** BEGIN SUPPLIED ENTRIES **
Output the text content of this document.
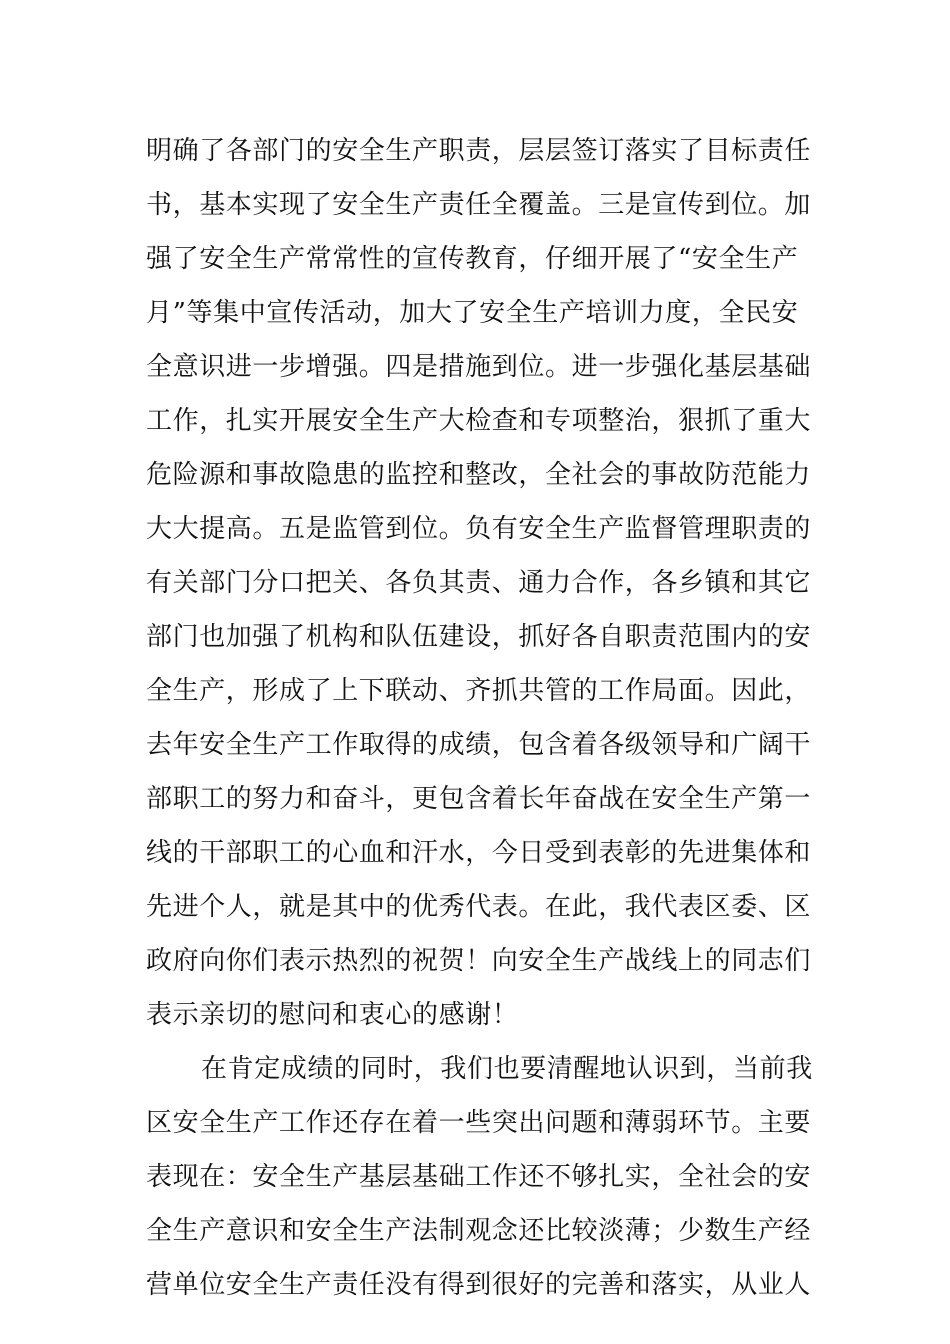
明确了各部门的安全生产职责，层层签订落实了目标责任
书，基本实现了安全生产责任全覆盖。三是宣传到位。加
强了安全生产常常性的宣传教育，仔细开展了“安全生产
月”等集中宣传活动，加大了安全生产培训力度，全民安
全意识进一步增强。四是措施到位。进一步强化基层基础
工作，扎实开展安全生产大检查和专项整治，狠抓了重大
危险源和事故隐患的监控和整改，全社会的事故防范能力
大大提高。五是监管到位。负有安全生产监督管理职责的
有关部门分口把关、各负其责、通力合作，各乡镇和其它
部门也加强了机构和队伍建设，抓好各自职责范围内的安
全生产，形成了上下联动、齐抓共管的工作局面。因此，
去年安全生产工作取得的成绩，包含着各级领导和广阔干
部职工的努力和奋斗，更包含着长年奋战在安全生产第一
线的干部职工的心血和汗水，今日受到表彰的先进集体和
先进个人，就是其中的优秀代表。在此，我代表区委、区
政府向你们表示热烈的祝贺！向安全生产战线上的同志们
表示亲切的慰问和衷心的感谢！
在肯定成绩的同时，我们也要清醒地认识到，当前我
区安全生产工作还存在着一些突出问题和薄弱环节。主要
表现在：安全生产基层基础工作还不够扎实，全社会的安
全生产意识和安全生产法制观念还比较淡薄；少数生产经
营单位安全生产责任没有得到很好的完善和落实，从业人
** END SUPPLIED ENTRIES **
### YOUR INSTRUCTIONS
The listing above must be printed again exactly, minus its pictures.

### WRITTEN ANSWER
Output the text content of this document.
明确了各部门的安全生产职责，层层签订落实了目标责任
书，基本实现了安全生产责任全覆盖。三是宣传到位。加
强了安全生产常常性的宣传教育，仔细开展了“安全生产
月”等集中宣传活动，加大了安全生产培训力度，全民安
全意识进一步增强。四是措施到位。进一步强化基层基础
工作，扎实开展安全生产大检查和专项整治，狠抓了重大
危险源和事故隐患的监控和整改，全社会的事故防范能力
大大提高。五是监管到位。负有安全生产监督管理职责的
有关部门分口把关、各负其责、通力合作，各乡镇和其它
部门也加强了机构和队伍建设，抓好各自职责范围内的安
全生产，形成了上下联动、齐抓共管的工作局面。因此，
去年安全生产工作取得的成绩，包含着各级领导和广阔干
部职工的努力和奋斗，更包含着长年奋战在安全生产第一
线的干部职工的心血和汗水，今日受到表彰的先进集体和
先进个人，就是其中的优秀代表。在此，我代表区委、区
政府向你们表示热烈的祝贺！向安全生产战线上的同志们
表示亲切的慰问和衷心的感谢！
在肯定成绩的同时，我们也要清醒地认识到，当前我
区安全生产工作还存在着一些突出问题和薄弱环节。主要
表现在：安全生产基层基础工作还不够扎实，全社会的安
全生产意识和安全生产法制观念还比较淡薄；少数生产经
营单位安全生产责任没有得到很好的完善和落实，从业人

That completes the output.